## SOURCE DATA
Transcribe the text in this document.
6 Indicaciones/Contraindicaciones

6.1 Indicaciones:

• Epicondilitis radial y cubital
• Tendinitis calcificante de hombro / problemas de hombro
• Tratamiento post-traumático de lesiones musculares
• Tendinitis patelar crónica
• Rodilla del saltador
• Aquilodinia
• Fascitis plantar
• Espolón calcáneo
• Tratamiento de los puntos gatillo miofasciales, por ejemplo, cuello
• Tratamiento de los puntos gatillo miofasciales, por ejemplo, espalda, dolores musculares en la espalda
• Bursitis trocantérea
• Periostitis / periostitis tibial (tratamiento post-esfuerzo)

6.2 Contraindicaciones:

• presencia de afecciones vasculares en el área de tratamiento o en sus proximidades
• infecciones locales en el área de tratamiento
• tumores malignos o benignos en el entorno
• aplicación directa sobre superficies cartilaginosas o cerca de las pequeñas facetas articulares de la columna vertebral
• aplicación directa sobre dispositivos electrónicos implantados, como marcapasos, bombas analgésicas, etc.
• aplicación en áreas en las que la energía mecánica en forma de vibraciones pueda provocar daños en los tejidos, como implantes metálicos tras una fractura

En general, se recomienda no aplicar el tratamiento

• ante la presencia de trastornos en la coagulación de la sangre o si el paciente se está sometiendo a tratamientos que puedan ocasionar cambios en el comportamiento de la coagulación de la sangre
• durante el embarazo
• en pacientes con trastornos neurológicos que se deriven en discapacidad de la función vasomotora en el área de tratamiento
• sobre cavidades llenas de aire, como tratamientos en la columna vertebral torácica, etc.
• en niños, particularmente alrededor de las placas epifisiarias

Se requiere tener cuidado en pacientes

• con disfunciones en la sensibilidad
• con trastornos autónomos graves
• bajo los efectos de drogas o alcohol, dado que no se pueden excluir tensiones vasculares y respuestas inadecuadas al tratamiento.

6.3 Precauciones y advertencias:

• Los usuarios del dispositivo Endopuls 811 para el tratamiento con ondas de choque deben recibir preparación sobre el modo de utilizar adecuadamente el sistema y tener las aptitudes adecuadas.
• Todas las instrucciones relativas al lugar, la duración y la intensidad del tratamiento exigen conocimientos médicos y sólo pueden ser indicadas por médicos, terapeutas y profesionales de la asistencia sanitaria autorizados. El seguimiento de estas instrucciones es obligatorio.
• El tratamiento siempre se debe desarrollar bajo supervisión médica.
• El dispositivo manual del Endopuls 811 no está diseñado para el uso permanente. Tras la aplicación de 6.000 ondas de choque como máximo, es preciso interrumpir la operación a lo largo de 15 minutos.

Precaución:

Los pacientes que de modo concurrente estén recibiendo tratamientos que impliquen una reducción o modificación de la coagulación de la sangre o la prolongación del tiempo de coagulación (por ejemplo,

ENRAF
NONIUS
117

## ACTION ITEM
What you write must be identical to the material above.

## RESPONSE AREA
Transcribe the text in this document.
6 Indicaciones/Contraindicaciones

6.1 Indicaciones:

• Epicondilitis radial y cubital
• Tendinitis calcificante de hombro / problemas de hombro
• Tratamiento post-traumático de lesiones musculares
• Tendinitis patelar crónica
• Rodilla del saltador
• Aquilodinia
• Fascitis plantar
• Espolón calcáneo
• Tratamiento de los puntos gatillo miofasciales, por ejemplo, cuello
• Tratamiento de los puntos gatillo miofasciales, por ejemplo, espalda, dolores musculares en la espalda
• Bursitis trocantérea
• Periostitis / periostitis tibial (tratamiento post-esfuerzo)

6.2 Contraindicaciones:

• presencia de afecciones vasculares en el área de tratamiento o en sus proximidades
• infecciones locales en el área de tratamiento
• tumores malignos o benignos en el entorno
• aplicación directa sobre superficies cartilaginosas o cerca de las pequeñas facetas articulares de la columna vertebral
• aplicación directa sobre dispositivos electrónicos implantados, como marcapasos, bombas analgésicas, etc.
• aplicación en áreas en las que la energía mecánica en forma de vibraciones pueda provocar daños en los tejidos, como implantes metálicos tras una fractura

En general, se recomienda no aplicar el tratamiento

• ante la presencia de trastornos en la coagulación de la sangre o si el paciente se está sometiendo a tratamientos que puedan ocasionar cambios en el comportamiento de la coagulación de la sangre
• durante el embarazo
• en pacientes con trastornos neurológicos que se deriven en discapacidad de la función vasomotora en el área de tratamiento
• sobre cavidades llenas de aire, como tratamientos en la columna vertebral torácica, etc.
• en niños, particularmente alrededor de las placas epifisiarias

Se requiere tener cuidado en pacientes

• con disfunciones en la sensibilidad
• con trastornos autónomos graves
• bajo los efectos de drogas o alcohol, dado que no se pueden excluir tensiones vasculares y respuestas inadecuadas al tratamiento.

6.3 Precauciones y advertencias:

• Los usuarios del dispositivo Endopuls 811 para el tratamiento con ondas de choque deben recibir preparación sobre el modo de utilizar adecuadamente el sistema y tener las aptitudes adecuadas.
• Todas las instrucciones relativas al lugar, la duración y la intensidad del tratamiento exigen conocimientos médicos y sólo pueden ser indicadas por médicos, terapeutas y profesionales de la asistencia sanitaria autorizados. El seguimiento de estas instrucciones es obligatorio.
• El tratamiento siempre se debe desarrollar bajo supervisión médica.
• El dispositivo manual del Endopuls 811 no está diseñado para el uso permanente. Tras la aplicación de 6.000 ondas de choque como máximo, es preciso interrumpir la operación a lo largo de 15 minutos.

Precaución:

Los pacientes que de modo concurrente estén recibiendo tratamientos que impliquen una reducción o modificación de la coagulación de la sangre o la prolongación del tiempo de coagulación (por ejemplo,

ENRAF
NONIUS
117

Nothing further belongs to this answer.